According to the chapter on checking normality below, why does linear regression produce the equation of a line?

### Extracted text

* begin *

Chapter 2 Checking normallity

As we know, regression analysis is a statistical technique to study the relationship between variables. We have seen a basic example where we have calibrated a linear regression model to predict temperatures from some explanatory variables.

In the case of linear regression, the relationship between the dependent variable and the explanatory variables has a linear profile, so the result is the equation of a line. This type of regression implies a series of assumptions our data must fulfill. Specifically, it is necessary to comply with the following:

  • Correct specification. The linear functional form is correctly specified.
  • Strict exogeneity. The errors in the regression should have conditional mean
  • No linear dependence. The predictors in \(X\) must all be linearly independent (low correlation).
  • Spherical errors. Homoscedasticity and no autocorrelation in the residuals.
  • Normality. It is sometimes additionally assumed that the errors have multivariate normal distribution conditional on the regressors.

As be have already seen, correlation analysis and scatterplots are a useful tool for ascertaining whether or not the assumption of independence of explanatory variables is met. We are noew going to find out whether our data fits the normal distribution.

2.1 About the normal distribution

A continuous random variable, \(X\), follows a normal distribution of mean \(\mu\) and standard deviation \(\delta\) (Figure 2.1), denoted by \(N(\mu, \delta)\), if the following conditions are met:

  • The variable can take any value \((-\infty, +\infty)\)

* end *

Rows from a layout dataset

* begin *

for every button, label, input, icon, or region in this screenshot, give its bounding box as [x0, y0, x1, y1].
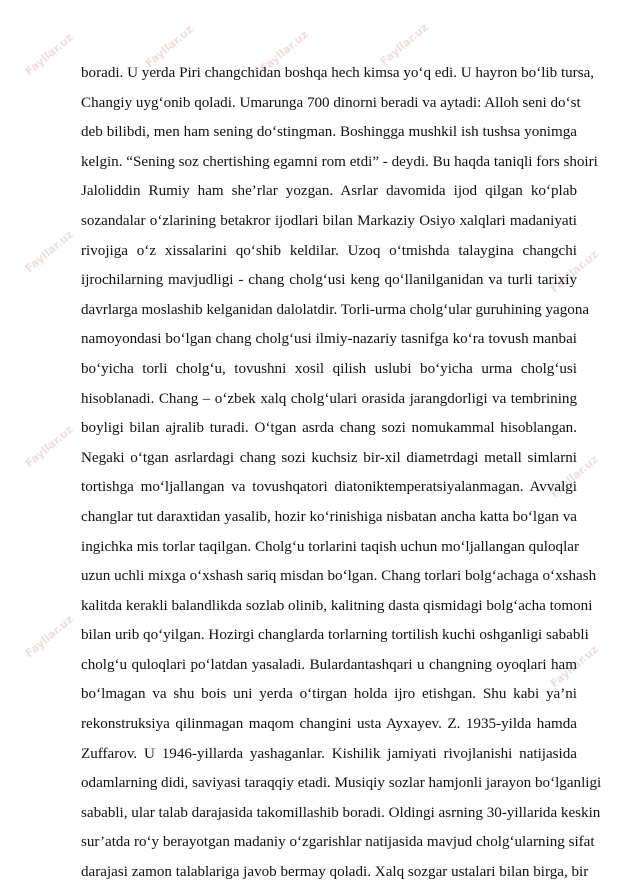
text-line: sababli, ular talab darajasida takomillashib boradi. Oldingi asrning 30-yillarida keskin	[81, 804, 601, 821]
text-line: ingichka mis torlar taqilgan. Cholg‘u torlarini taqish uchun mo‘ljallangan quloqlar	[81, 538, 579, 555]
watermark-text: Fayllar.uz	[547, 452, 601, 501]
text-line: bilan urib qo‘yilgan. Hozirgi changlarda torlarning tortilish kuchi oshganligi sababli	[81, 627, 589, 644]
text-line: kelgin. “Sening soz chertishing egamni rom etdi” - deydi. Bu haqda taniqli fors shoiri	[81, 153, 598, 170]
text-line: sozandalar o‘zlarining betakror ijodlari bilan Markaziy Osiyo xalqlari madaniyati	[81, 212, 577, 229]
text-line: namoyondasi bo‘lgan chang cholg‘usi ilmiy-nazariy tasnifga ko‘ra tovush manbai	[81, 331, 577, 348]
watermark-text: Fayllar.uz	[547, 247, 601, 296]
watermark-text: Fayllar.uz	[547, 642, 601, 691]
body-text	[81, 59, 602, 888]
text-line: kalitda kerakli balandlikda sozlab olinib, kalitning dasta qismidagi bolg‘acha tomoni	[81, 597, 593, 614]
text-line: tortishga mo‘ljallangan va tovushqatori diatoniktemperatsiyalanmagan. Avvalgi	[81, 479, 577, 496]
text-line: hisoblanadi. Chang – o‘zbek xalq cholg‘ulari orasida jarangdorligi va tembrining	[81, 390, 577, 407]
text-line: boradi. U yerda Piri changchidan boshqa hech kimsa yo‘q edi. U hayron bo‘lib tursa,	[81, 65, 595, 81]
text-line: rivojiga o‘z xissalarini qo‘shib keldilar. Uzoq o‘tmishda talaygina changchi	[81, 242, 577, 259]
watermark-text: Fayllar.uz	[257, 27, 311, 76]
watermark-text: Fayllar.uz	[22, 422, 76, 471]
text-line: darajasi zamon talablariga javob bermay qoladi. Xalq sozgar ustalari bilan birga, bir	[81, 864, 589, 881]
watermark-text: Fayllar.uz	[377, 20, 431, 69]
text-line: cholg‘u quloqlari po‘latdan yasaladi. Bulardantashqari u changning oyoqlari ham	[81, 656, 577, 673]
watermark-text: Fayllar.uz	[22, 30, 76, 79]
text-line: rekonstruksiya qilinmagan maqom changini usta Ayxayev. Z. 1935-yilda hamda	[81, 716, 577, 733]
text-line: Jaloliddin Rumiy ham she’rlar yozgan. Asrlar davomida ijod qilgan ko‘plab	[81, 183, 577, 200]
watermark-text: Fayllar.uz	[22, 227, 76, 276]
watermark-text: Fayllar.uz	[22, 612, 76, 661]
text-line: Changiy uyg‘onib qoladi. Umarunga 700 dinorni beradi va aytadi: Alloh seni do‘st	[81, 94, 581, 111]
text-line: sur’atda ro‘y berayotgan madaniy o‘zgarishlar natijasida mavjud cholg‘ularning sifat	[81, 834, 595, 851]
watermark-text: Fayllar.uz	[142, 22, 196, 71]
text-line: bo‘lmagan va shu bois uni yerda o‘tirgan holda ijro etishgan. Shu kabi ya’ni	[81, 686, 577, 703]
text-line: uzun uchli mixga o‘xshash sariq misdan bo‘lgan. Chang torlari bolg‘achaga o‘xshash	[81, 568, 597, 585]
text-line: deb bilibdi, men ham sening do‘stingman. Boshingga mushkil ish tushsa yonimga	[81, 124, 577, 141]
text-line: Zuffarov. U 1946-yillarda yashaganlar. Kishilik jamiyati rivojlanishi natijasida	[81, 745, 577, 762]
text-line: bo‘yicha torli cholg‘u, tovushni xosil qilish uslubi bo‘yicha urma cholg‘usi	[81, 360, 577, 377]
text-line: odamlarning didi, saviyasi taraqqiy etadi. Musiqiy sozlar hamjonli jarayon bo‘lganligi	[81, 775, 602, 792]
text-line: boyligi bilan ajralib turadi. O‘tgan asrda chang sozi nomukammal hisoblangan.	[81, 420, 577, 437]
text-line: Negaki o‘tgan asrlardagi chang sozi kuchsiz bir-xil diametrdagi metall simlarni	[81, 449, 577, 466]
text-line: davrlarga moslashib kelganidan dalolatdir. Torli-urma cholg‘ular guruhining yagona	[81, 301, 590, 318]
text-line: changlar tut daraxtidan yasalib, hozir ko‘rinishiga nisbatan ancha katta bo‘lgan va	[81, 508, 577, 525]
text-line: ijrochilarning mavjudligi - chang cholg‘usi keng qo‘llanilganidan va turli tarixiy	[81, 272, 577, 289]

* end *

### Written answer
In linear regression, the relationship between the dependent variable and the explanatory variables has a linear profile, so the result is the equation of a line.